- [Input for this task]:

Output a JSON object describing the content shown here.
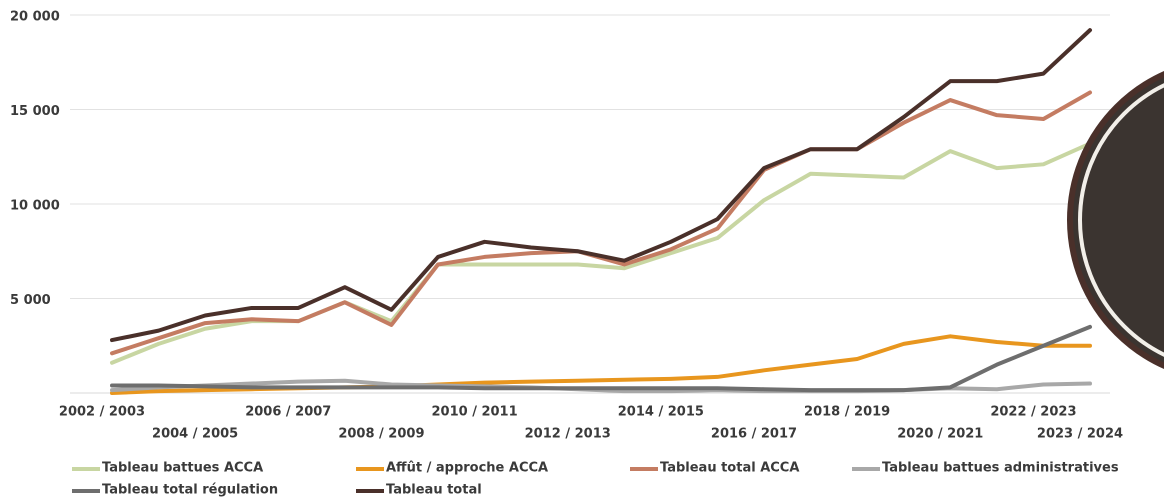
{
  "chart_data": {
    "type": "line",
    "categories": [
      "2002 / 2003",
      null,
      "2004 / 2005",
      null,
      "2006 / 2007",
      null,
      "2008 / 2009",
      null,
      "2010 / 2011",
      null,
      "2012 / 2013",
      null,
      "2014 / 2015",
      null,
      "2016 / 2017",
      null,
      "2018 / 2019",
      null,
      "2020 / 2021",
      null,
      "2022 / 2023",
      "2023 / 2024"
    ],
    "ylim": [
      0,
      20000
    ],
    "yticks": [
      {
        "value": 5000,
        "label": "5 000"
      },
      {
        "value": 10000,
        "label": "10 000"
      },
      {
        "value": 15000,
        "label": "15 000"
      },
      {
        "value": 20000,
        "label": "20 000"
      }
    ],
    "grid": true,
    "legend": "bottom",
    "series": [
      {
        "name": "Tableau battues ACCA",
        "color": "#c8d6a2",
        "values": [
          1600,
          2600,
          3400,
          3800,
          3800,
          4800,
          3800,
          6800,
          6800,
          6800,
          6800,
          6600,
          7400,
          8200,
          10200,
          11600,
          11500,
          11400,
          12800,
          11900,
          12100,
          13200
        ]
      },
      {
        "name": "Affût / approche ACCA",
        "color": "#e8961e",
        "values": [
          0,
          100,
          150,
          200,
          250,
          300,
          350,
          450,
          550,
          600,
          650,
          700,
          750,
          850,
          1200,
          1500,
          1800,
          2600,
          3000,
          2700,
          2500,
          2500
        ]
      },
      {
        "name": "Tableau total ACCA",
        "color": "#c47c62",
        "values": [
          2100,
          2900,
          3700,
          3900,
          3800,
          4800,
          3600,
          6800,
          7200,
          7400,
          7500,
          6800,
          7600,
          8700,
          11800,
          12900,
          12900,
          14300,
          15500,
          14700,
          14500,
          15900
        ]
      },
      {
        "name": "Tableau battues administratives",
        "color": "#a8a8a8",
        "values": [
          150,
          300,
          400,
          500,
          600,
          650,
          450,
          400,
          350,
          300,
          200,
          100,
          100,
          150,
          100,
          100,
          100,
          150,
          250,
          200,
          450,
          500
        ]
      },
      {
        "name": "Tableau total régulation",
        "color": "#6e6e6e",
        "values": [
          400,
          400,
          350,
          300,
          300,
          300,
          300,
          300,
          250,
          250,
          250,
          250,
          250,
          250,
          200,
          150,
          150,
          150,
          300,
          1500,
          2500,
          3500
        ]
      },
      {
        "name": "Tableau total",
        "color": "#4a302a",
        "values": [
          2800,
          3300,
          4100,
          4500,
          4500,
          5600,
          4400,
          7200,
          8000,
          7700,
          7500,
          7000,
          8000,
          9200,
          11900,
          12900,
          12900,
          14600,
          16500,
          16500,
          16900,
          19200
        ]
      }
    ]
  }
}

- [Aim]: Exact duplication of all the records is required; pictures are omitted from the copy.

- [Complete answer]:
Output a JSON object describing the content shown here.
{
  "chart_data": {
    "type": "line",
    "categories": [
      "2002 / 2003",
      null,
      "2004 / 2005",
      null,
      "2006 / 2007",
      null,
      "2008 / 2009",
      null,
      "2010 / 2011",
      null,
      "2012 / 2013",
      null,
      "2014 / 2015",
      null,
      "2016 / 2017",
      null,
      "2018 / 2019",
      null,
      "2020 / 2021",
      null,
      "2022 / 2023",
      "2023 / 2024"
    ],
    "ylim": [
      0,
      20000
    ],
    "yticks": [
      {
        "value": 5000,
        "label": "5 000"
      },
      {
        "value": 10000,
        "label": "10 000"
      },
      {
        "value": 15000,
        "label": "15 000"
      },
      {
        "value": 20000,
        "label": "20 000"
      }
    ],
    "grid": true,
    "legend": "bottom",
    "series": [
      {
        "name": "Tableau battues ACCA",
        "color": "#c8d6a2",
        "values": [
          1600,
          2600,
          3400,
          3800,
          3800,
          4800,
          3800,
          6800,
          6800,
          6800,
          6800,
          6600,
          7400,
          8200,
          10200,
          11600,
          11500,
          11400,
          12800,
          11900,
          12100,
          13200
        ]
      },
      {
        "name": "Affût / approche ACCA",
        "color": "#e8961e",
        "values": [
          0,
          100,
          150,
          200,
          250,
          300,
          350,
          450,
          550,
          600,
          650,
          700,
          750,
          850,
          1200,
          1500,
          1800,
          2600,
          3000,
          2700,
          2500,
          2500
        ]
      },
      {
        "name": "Tableau total ACCA",
        "color": "#c47c62",
        "values": [
          2100,
          2900,
          3700,
          3900,
          3800,
          4800,
          3600,
          6800,
          7200,
          7400,
          7500,
          6800,
          7600,
          8700,
          11800,
          12900,
          12900,
          14300,
          15500,
          14700,
          14500,
          15900
        ]
      },
      {
        "name": "Tableau battues administratives",
        "color": "#a8a8a8",
        "values": [
          150,
          300,
          400,
          500,
          600,
          650,
          450,
          400,
          350,
          300,
          200,
          100,
          100,
          150,
          100,
          100,
          100,
          150,
          250,
          200,
          450,
          500
        ]
      },
      {
        "name": "Tableau total régulation",
        "color": "#6e6e6e",
        "values": [
          400,
          400,
          350,
          300,
          300,
          300,
          300,
          300,
          250,
          250,
          250,
          250,
          250,
          250,
          200,
          150,
          150,
          150,
          300,
          1500,
          2500,
          3500
        ]
      },
      {
        "name": "Tableau total",
        "color": "#4a302a",
        "values": [
          2800,
          3300,
          4100,
          4500,
          4500,
          5600,
          4400,
          7200,
          8000,
          7700,
          7500,
          7000,
          8000,
          9200,
          11900,
          12900,
          12900,
          14600,
          16500,
          16500,
          16900,
          19200
        ]
      }
    ]
  }
}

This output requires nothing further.